_TAREFA 1:_ Traduza para o inglês esta frase do trecho sobre a Conferência Estadual do Povo de Terreiro: "É uma vitória com muitas datas, muitos marcos e todas as suas marcas."
_TAREFA 2:_
Com base no trecho sobre a Conferência Estadual do Povo de Terreiro, indique se cada afirmação está de acordo com ele. Responda sim ou não e cite as palavras do trecho que decidem a resposta.
(a) As conferências alcançaram 49 municípios.
(b) Foram realizadas 30 conferências.
(c) A conferência mencionada é a segunda conferência estadual do Povo de Terreiro.
_TAREFA 3:_ Prolongue o trecho sobre a Conferência Estadual do Povo de Terreiro, começando logo após a última frase apresentada.

_TRECHO:_
Mulheres, homens e jovens participamos de 26 conferências, no período de 10 de
fevereiro a 10 de março do ano de , atingindo 49 municípios, demonstrando a
força da organização, do coletivo e o anseio pela transformação nas relações de
poder, pelo combate ao racismo e às intolerâncias.
Chegamos
à I Conferência Estadual do Povo de Terreiro do Estado do Rio Grande do Sul. E chegarmos
até aqui, é uma vitória. É uma vitória porque é mais um passo de uma caminhada
que antecede ao momento de nossa saída da África. É uma vitória que passa por
Palmares – Zumbi, por Martin Luther King, por Nelson Mandela; passa por Rosa
Parks, por Winnie Mandela, por Abdias do Nascimento, por Oliveira Silveira,
pelo Nego Lua, pela Oscarlina, por Mestre Borel, pela Marcha pela Vida e
Liberdade Religiosa do Rio Grande do Sul, pelas Iyás e Babas de nossas Iyás e
nossos Babas, pela nossa Ancestralidade… É uma vitória com muitas datas, muitos
marcos e todas as suas marcas. É uma vitória que se aproxima e se amplia quando
cada criança, cada jovem, cada adulto, cada pessoa, faz o bori. É uma vitória
que se configura quando cada Iyá e cada Baba pintam, enfeitam, assentam o Axé e
abrem uma “Casa de Religião” - como se dizia, desde sempre, aqui por estes
pagos- um Terreiro, um espaço sagrado reconfigurando a África, em um novo
território, em lugares muitas vezes áridos, ásperos, destituídos de marcas e
significados.

_DADOS FORNECIDOS:_
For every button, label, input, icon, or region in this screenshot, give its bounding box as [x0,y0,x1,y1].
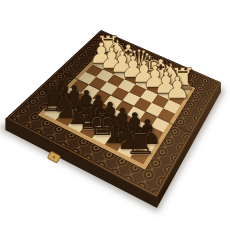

_RESPOSTA 1:_ It is a victory with many dates, many milestones, and all their marks.

_RESPOSTA 2:_
(a) Sim: "atingindo 49 municípios".
(b) Não: "participamos de 26 conferências".
(c) Não: "à I Conferência Estadual do Povo de Terreiro".

_RESPOSTA 3:_
É uma
vitória construída por muitas mãos. Uma mandala, um vitral, uma fina tapeçaria,
uma dança. É a dança de um povo que se levanta e se aviva a cada passo dado por
um de seus membros constituintes.
Uma
longa caminhada de muitas lutas que se reeditam e renascem todos os dias sob o
mesmo parâmetro: o combate ao racismo e a todas as discriminações e violações
de direitos. E, como essas lutas acontecem em vários níveis, precisamos nos
fortalecer em muitos campos, dentre eles: o estudo e a reflexão, pois eis que
então, “de repente”, uma verdade que sempre esteve presente emerge com uma
nitidez incontestável, ganha palavras e então caminhamos em uma nova luz. Como
quando Makota Valdina nos presenteou com essas luminosas palavras:“Eu
não descendo de escravos. Eu descendo de seres humanos que foram
escravizados…”. E isso muda tudo, traz uma nova forma de ver, de se postar,
de nos posicionarmos frente a nossa história, como uma dignidade reconhecida e
restaurada.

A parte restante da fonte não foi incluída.